Print the data that follows exactly.
## begin Records for processing
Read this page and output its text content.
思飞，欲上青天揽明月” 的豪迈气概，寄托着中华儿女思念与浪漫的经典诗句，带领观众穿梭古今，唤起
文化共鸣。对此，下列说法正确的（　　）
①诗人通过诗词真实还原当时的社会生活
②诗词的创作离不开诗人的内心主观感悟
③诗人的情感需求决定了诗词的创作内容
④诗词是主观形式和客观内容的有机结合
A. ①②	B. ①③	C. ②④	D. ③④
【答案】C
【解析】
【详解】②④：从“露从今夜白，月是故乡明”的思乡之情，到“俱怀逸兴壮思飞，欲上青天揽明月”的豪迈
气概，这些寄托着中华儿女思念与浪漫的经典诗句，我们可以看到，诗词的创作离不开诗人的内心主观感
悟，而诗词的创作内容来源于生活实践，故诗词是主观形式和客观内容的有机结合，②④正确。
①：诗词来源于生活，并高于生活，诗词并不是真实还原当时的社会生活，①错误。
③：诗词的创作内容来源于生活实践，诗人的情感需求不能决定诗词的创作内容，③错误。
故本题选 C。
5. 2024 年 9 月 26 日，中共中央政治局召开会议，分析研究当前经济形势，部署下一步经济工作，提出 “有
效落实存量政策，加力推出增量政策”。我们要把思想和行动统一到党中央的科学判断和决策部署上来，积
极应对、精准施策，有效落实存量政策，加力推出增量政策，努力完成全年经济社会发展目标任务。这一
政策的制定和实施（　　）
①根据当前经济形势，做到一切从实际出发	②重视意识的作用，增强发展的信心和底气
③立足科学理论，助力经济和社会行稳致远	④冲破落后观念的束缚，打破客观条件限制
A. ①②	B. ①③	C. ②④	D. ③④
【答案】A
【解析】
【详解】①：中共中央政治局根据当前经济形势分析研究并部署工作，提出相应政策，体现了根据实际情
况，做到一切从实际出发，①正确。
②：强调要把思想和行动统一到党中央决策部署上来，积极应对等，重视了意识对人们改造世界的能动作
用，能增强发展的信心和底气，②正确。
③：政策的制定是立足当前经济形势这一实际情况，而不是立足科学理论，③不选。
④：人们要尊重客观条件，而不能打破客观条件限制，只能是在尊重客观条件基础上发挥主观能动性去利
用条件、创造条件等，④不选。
## end Records for processing
#### Response
Read this page and output its text content.
思飞，欲上青天揽明月” 的豪迈气概，寄托着中华儿女思念与浪漫的经典诗句，带领观众穿梭古今，唤起
文化共鸣。对此，下列说法正确的（　　）
①诗人通过诗词真实还原当时的社会生活
②诗词的创作离不开诗人的内心主观感悟
③诗人的情感需求决定了诗词的创作内容
④诗词是主观形式和客观内容的有机结合
A. ①②	B. ①③	C. ②④	D. ③④
【答案】C
【解析】
【详解】②④：从“露从今夜白，月是故乡明”的思乡之情，到“俱怀逸兴壮思飞，欲上青天揽明月”的豪迈
气概，这些寄托着中华儿女思念与浪漫的经典诗句，我们可以看到，诗词的创作离不开诗人的内心主观感
悟，而诗词的创作内容来源于生活实践，故诗词是主观形式和客观内容的有机结合，②④正确。
①：诗词来源于生活，并高于生活，诗词并不是真实还原当时的社会生活，①错误。
③：诗词的创作内容来源于生活实践，诗人的情感需求不能决定诗词的创作内容，③错误。
故本题选 C。
5. 2024 年 9 月 26 日，中共中央政治局召开会议，分析研究当前经济形势，部署下一步经济工作，提出 “有
效落实存量政策，加力推出增量政策”。我们要把思想和行动统一到党中央的科学判断和决策部署上来，积
极应对、精准施策，有效落实存量政策，加力推出增量政策，努力完成全年经济社会发展目标任务。这一
政策的制定和实施（　　）
①根据当前经济形势，做到一切从实际出发	②重视意识的作用，增强发展的信心和底气
③立足科学理论，助力经济和社会行稳致远	④冲破落后观念的束缚，打破客观条件限制
A. ①②	B. ①③	C. ②④	D. ③④
【答案】A
【解析】
【详解】①：中共中央政治局根据当前经济形势分析研究并部署工作，提出相应政策，体现了根据实际情
况，做到一切从实际出发，①正确。
②：强调要把思想和行动统一到党中央决策部署上来，积极应对等，重视了意识对人们改造世界的能动作
用，能增强发展的信心和底气，②正确。
③：政策的制定是立足当前经济形势这一实际情况，而不是立足科学理论，③不选。
④：人们要尊重客观条件，而不能打破客观条件限制，只能是在尊重客观条件基础上发挥主观能动性去利
用条件、创造条件等，④不选。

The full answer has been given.